> **EXERCISE BRIEF**:
Convert the lines from the start of the records through the line containing "cell-split: 8,72 — [637, 660, 674, 681]" into a JSON list of strings, with one string per line and blank lines omitted.

> **Annotated region listings**:
# # # # # # #
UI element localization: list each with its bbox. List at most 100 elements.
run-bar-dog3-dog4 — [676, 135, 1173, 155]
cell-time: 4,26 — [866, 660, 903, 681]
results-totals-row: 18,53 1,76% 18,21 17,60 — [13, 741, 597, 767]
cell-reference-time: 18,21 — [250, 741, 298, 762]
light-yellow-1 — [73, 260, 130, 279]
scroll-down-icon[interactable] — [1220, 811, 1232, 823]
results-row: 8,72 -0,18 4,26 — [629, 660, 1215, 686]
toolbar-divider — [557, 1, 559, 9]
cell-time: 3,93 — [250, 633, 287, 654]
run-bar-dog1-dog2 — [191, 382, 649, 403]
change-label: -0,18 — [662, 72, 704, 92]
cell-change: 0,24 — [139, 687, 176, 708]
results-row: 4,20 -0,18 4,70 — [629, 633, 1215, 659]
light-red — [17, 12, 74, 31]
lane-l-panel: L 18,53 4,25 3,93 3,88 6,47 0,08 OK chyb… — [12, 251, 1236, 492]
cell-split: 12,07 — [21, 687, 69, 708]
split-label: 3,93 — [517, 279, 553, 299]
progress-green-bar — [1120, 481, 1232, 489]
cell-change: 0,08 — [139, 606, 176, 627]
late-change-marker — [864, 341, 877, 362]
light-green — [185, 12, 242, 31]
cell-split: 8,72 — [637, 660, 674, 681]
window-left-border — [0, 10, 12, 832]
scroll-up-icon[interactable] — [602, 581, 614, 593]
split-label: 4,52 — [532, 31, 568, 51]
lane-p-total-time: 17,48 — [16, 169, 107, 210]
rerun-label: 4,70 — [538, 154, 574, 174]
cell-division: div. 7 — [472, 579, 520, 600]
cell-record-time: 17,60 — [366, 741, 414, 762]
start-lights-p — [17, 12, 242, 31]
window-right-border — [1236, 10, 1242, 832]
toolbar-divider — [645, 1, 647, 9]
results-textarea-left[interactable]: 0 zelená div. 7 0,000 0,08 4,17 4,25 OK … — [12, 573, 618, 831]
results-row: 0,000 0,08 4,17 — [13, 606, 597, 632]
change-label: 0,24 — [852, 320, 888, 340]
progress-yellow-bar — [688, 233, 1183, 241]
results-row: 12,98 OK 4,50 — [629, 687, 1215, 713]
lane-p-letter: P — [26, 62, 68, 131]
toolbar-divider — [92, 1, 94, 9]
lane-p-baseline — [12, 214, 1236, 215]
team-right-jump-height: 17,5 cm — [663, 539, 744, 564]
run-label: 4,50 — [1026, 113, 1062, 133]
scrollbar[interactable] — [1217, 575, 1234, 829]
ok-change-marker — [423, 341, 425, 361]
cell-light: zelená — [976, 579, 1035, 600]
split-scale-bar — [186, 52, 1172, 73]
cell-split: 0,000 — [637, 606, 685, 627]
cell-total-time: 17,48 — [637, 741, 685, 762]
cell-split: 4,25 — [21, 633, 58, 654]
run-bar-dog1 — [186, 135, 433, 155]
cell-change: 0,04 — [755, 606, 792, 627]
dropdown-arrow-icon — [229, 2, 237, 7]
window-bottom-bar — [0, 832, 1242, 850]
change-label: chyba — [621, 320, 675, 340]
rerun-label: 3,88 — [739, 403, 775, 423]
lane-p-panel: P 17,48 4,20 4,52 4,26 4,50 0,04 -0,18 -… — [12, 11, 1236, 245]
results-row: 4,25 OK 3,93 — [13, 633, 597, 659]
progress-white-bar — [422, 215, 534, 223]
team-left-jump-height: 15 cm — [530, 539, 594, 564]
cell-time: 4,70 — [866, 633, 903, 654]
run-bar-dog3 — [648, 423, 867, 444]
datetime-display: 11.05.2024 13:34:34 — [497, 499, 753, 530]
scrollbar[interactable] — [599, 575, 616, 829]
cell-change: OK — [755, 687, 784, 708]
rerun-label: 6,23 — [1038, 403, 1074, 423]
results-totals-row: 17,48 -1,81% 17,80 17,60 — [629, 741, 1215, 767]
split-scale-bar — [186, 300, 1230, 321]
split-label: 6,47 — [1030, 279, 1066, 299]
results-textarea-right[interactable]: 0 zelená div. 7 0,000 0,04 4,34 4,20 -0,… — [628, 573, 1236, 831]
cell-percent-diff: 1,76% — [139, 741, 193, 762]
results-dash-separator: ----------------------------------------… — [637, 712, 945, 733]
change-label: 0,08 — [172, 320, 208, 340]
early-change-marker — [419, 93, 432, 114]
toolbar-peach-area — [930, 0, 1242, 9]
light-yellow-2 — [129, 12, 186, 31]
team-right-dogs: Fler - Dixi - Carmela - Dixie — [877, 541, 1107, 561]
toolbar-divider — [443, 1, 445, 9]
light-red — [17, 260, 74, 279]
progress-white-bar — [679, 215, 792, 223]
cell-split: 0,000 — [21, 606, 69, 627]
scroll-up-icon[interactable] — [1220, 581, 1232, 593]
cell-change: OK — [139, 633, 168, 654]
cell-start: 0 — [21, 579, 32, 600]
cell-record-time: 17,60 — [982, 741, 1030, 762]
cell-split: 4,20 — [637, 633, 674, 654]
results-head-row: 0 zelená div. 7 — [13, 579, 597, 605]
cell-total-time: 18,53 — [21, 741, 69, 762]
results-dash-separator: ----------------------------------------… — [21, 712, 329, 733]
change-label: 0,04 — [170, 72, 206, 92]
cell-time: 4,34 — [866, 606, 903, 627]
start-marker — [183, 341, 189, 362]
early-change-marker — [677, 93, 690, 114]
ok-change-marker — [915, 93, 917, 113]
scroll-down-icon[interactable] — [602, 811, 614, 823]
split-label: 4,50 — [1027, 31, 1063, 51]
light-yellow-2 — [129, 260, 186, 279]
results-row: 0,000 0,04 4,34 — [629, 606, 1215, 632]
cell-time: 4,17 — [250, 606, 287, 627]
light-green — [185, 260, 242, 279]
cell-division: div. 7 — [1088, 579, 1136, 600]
# # # # # # #
> **ANSWER FOR THIS EXERCISE**:
[
  "UI element localization: list each with its bbox. List at most 100 elements.",
  "run-bar-dog3-dog4 — [676, 135, 1173, 155]",
  "cell-time: 4,26 — [866, 660, 903, 681]",
  "results-totals-row: 18,53 1,76% 18,21 17,60 — [13, 741, 597, 767]",
  "cell-reference-time: 18,21 — [250, 741, 298, 762]",
  "light-yellow-1 — [73, 260, 130, 279]",
  "scroll-down-icon[interactable] — [1220, 811, 1232, 823]",
  "results-row: 8,72 -0,18 4,26 — [629, 660, 1215, 686]",
  "toolbar-divider — [557, 1, 559, 9]",
  "cell-time: 3,93 — [250, 633, 287, 654]",
  "run-bar-dog1-dog2 — [191, 382, 649, 403]",
  "change-label: -0,18 — [662, 72, 704, 92]",
  "cell-change: 0,24 — [139, 687, 176, 708]",
  "results-row: 4,20 -0,18 4,70 — [629, 633, 1215, 659]",
  "light-red — [17, 12, 74, 31]",
  "lane-l-panel: L 18,53 4,25 3,93 3,88 6,47 0,08 OK chyb… — [12, 251, 1236, 492]",
  "cell-split: 12,07 — [21, 687, 69, 708]",
  "split-label: 3,93 — [517, 279, 553, 299]",
  "progress-green-bar — [1120, 481, 1232, 489]",
  "cell-change: 0,08 — [139, 606, 176, 627]",
  "late-change-marker — [864, 341, 877, 362]",
  "light-green — [185, 12, 242, 31]",
  "cell-split: 8,72 — [637, 660, 674, 681]"
]